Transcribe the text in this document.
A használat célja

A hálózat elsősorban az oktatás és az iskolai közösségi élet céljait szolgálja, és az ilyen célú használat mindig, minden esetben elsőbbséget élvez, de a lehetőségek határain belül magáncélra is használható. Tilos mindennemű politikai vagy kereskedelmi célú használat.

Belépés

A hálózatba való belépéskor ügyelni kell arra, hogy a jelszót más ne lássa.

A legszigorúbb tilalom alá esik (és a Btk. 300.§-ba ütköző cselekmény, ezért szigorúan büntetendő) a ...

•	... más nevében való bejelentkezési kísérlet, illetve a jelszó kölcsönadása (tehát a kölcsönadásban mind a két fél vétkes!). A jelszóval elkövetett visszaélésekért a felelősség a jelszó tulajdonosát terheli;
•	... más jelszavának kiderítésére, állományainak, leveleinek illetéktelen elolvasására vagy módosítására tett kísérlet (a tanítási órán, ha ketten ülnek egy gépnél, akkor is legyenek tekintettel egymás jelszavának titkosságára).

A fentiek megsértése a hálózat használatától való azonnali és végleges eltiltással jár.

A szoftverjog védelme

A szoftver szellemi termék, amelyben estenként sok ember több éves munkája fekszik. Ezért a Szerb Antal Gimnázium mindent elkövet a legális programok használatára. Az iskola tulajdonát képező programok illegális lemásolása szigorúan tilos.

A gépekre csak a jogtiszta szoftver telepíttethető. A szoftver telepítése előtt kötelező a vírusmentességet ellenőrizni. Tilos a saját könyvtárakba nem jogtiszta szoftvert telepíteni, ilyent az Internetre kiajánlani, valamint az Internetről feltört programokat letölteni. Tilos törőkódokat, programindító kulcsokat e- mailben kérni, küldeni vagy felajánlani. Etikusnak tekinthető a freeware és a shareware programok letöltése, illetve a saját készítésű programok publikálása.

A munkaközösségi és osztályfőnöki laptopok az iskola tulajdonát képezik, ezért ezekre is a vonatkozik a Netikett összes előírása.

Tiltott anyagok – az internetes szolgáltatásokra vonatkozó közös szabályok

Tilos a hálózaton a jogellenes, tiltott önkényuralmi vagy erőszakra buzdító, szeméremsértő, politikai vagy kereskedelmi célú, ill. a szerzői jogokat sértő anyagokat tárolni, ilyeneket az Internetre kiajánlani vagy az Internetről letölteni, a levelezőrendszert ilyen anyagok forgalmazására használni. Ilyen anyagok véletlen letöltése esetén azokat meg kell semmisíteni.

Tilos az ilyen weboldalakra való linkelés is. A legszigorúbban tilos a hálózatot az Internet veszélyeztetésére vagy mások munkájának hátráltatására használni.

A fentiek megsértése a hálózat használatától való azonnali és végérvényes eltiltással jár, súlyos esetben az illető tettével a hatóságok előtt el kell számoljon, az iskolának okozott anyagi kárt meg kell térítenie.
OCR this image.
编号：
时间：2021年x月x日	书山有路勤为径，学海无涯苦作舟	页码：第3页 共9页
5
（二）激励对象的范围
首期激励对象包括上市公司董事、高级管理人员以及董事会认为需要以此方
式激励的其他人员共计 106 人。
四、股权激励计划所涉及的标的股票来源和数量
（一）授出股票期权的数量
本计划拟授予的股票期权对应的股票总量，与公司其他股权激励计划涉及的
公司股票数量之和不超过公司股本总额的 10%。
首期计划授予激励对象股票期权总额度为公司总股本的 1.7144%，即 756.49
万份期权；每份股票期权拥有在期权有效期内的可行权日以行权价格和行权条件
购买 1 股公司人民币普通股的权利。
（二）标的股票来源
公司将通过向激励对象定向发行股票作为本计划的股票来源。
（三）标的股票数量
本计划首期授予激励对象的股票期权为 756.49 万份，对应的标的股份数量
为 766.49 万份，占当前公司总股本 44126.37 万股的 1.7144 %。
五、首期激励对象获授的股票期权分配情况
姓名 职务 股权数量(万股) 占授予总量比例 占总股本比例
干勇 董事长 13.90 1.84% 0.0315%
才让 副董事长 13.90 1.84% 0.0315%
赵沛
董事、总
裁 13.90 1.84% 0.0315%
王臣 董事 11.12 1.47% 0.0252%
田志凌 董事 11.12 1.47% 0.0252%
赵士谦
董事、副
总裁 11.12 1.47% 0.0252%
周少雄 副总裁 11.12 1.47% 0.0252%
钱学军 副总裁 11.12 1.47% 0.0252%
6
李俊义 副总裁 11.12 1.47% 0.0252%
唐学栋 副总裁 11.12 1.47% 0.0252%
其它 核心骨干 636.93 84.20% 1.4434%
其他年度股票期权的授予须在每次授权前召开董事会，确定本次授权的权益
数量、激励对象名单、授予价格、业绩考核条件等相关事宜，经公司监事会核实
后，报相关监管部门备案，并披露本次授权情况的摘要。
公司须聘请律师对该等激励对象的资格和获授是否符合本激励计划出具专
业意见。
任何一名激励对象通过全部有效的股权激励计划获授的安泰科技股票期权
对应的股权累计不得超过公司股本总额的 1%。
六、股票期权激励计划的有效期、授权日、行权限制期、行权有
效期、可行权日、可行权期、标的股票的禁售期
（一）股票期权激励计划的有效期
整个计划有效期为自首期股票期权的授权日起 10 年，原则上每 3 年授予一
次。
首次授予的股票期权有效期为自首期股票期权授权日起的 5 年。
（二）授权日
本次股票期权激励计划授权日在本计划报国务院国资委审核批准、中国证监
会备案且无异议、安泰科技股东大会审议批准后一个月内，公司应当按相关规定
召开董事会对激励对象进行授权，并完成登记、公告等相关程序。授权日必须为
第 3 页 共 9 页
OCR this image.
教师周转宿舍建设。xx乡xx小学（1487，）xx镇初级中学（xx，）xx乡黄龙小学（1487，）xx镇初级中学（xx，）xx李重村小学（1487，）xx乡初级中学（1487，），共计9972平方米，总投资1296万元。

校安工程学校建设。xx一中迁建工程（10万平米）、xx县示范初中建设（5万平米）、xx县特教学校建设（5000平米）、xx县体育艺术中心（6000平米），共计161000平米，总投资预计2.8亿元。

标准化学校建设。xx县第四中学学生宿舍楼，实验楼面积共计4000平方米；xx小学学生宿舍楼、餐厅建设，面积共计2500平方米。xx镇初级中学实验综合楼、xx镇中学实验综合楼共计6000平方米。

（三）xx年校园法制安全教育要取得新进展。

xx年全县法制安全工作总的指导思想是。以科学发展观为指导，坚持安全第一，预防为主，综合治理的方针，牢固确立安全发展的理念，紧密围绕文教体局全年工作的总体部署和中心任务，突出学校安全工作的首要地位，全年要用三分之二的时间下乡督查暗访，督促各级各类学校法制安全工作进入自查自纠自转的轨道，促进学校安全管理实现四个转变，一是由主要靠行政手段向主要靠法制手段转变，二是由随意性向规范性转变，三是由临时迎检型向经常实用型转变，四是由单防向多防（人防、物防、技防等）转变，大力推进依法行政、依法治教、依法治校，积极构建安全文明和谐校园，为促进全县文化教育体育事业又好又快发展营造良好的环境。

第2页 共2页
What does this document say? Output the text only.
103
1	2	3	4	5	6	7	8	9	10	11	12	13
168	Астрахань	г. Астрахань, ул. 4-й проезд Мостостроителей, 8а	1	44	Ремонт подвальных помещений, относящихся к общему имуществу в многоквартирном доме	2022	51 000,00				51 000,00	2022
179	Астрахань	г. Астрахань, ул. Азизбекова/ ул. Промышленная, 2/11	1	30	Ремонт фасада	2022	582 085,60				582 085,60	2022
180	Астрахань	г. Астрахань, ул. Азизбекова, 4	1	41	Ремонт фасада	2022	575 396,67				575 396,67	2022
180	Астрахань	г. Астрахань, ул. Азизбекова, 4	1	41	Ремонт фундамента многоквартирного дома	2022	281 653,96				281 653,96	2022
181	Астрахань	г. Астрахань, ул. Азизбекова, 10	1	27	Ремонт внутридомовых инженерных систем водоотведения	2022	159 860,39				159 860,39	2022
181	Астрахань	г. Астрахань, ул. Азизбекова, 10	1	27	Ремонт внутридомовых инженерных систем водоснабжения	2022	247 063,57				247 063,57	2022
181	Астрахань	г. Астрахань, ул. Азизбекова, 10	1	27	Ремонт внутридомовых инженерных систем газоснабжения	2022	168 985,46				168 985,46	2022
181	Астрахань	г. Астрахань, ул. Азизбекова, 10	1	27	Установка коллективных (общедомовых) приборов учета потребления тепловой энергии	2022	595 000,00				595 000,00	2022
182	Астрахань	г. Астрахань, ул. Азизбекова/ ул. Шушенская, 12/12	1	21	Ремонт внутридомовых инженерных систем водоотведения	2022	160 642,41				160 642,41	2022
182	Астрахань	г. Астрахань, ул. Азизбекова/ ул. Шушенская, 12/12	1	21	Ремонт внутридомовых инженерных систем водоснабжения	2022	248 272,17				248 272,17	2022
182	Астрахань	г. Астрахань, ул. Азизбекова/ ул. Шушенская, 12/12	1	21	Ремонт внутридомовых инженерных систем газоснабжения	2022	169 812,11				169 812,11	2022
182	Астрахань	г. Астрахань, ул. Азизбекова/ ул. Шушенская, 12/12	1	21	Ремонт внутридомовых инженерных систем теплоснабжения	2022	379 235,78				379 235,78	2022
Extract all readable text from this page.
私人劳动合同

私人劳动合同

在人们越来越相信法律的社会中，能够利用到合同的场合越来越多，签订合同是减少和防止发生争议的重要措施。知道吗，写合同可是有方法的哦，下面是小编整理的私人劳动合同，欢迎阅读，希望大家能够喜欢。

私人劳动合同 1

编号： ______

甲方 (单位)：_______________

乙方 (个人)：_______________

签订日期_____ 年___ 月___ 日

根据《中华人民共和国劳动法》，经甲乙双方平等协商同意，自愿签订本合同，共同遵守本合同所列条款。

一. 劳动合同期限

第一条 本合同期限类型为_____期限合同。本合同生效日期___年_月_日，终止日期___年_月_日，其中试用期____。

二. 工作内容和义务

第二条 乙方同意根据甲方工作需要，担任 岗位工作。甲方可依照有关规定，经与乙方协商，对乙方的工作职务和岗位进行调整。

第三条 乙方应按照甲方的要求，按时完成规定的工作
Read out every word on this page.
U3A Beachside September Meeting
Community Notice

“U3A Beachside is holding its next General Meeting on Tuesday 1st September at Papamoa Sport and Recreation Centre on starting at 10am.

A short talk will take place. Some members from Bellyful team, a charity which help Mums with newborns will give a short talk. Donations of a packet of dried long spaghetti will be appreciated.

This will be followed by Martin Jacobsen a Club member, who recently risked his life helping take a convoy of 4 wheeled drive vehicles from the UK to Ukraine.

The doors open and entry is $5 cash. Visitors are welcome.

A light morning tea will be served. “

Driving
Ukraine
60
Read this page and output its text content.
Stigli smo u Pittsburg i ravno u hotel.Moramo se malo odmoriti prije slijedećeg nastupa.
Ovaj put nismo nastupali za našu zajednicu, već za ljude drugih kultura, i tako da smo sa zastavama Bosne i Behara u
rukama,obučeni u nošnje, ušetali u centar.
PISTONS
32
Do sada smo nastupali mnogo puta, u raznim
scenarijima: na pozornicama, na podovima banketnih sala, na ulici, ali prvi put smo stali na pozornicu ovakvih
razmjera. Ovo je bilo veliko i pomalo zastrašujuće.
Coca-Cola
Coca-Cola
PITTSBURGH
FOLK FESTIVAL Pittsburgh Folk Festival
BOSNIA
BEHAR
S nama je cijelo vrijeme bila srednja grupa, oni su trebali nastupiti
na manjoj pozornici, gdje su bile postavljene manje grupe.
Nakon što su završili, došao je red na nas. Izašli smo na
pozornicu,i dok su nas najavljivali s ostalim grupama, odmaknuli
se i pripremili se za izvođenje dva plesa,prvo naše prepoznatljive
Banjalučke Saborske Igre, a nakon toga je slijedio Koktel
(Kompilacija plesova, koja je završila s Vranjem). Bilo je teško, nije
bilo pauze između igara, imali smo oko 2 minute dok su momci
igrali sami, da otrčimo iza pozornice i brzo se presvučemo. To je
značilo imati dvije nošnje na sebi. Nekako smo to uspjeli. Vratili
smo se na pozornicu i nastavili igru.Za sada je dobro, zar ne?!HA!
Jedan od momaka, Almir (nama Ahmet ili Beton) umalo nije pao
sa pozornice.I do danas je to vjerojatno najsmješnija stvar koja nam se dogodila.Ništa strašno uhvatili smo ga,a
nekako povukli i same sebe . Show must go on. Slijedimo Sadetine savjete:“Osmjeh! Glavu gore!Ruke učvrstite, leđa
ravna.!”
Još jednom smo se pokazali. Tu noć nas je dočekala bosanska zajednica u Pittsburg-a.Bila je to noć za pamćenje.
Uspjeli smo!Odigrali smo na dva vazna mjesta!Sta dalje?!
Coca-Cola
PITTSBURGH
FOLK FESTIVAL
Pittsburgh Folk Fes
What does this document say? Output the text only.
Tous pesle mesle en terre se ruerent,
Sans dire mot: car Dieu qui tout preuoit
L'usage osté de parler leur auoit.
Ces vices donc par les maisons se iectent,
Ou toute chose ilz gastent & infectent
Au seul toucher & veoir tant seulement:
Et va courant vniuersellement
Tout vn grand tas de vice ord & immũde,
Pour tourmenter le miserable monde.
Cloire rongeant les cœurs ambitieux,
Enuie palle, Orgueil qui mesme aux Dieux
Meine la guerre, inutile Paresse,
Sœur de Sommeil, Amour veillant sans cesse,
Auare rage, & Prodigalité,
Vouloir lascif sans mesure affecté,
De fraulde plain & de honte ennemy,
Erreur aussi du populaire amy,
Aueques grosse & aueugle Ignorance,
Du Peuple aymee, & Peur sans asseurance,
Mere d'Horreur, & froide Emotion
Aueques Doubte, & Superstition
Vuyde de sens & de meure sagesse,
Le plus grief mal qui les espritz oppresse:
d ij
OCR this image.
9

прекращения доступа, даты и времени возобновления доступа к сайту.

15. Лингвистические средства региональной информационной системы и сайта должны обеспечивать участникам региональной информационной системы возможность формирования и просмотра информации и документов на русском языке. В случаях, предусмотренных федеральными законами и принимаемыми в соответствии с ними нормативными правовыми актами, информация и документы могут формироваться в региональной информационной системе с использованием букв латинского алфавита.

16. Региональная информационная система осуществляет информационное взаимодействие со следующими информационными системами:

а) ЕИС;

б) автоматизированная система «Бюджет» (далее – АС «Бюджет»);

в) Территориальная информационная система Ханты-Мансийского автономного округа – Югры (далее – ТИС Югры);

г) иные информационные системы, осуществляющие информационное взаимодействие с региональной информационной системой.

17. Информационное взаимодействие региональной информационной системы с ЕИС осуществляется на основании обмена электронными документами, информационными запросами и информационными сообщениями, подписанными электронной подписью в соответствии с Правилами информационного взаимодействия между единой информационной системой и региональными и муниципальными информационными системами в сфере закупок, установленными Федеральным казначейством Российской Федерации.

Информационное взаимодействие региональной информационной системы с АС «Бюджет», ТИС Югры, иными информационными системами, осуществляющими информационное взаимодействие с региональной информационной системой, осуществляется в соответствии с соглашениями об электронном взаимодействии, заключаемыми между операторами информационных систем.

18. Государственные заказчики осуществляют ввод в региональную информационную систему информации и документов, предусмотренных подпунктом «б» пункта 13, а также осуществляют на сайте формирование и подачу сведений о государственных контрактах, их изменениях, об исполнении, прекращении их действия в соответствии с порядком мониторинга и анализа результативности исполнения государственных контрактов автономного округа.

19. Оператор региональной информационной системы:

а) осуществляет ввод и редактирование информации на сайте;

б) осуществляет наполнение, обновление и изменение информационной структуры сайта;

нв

● ● ● ● ● ● ●

What you should do: Give the number of lines in the listing above that contain "azonnali", and nothing else.

Response to the task: 2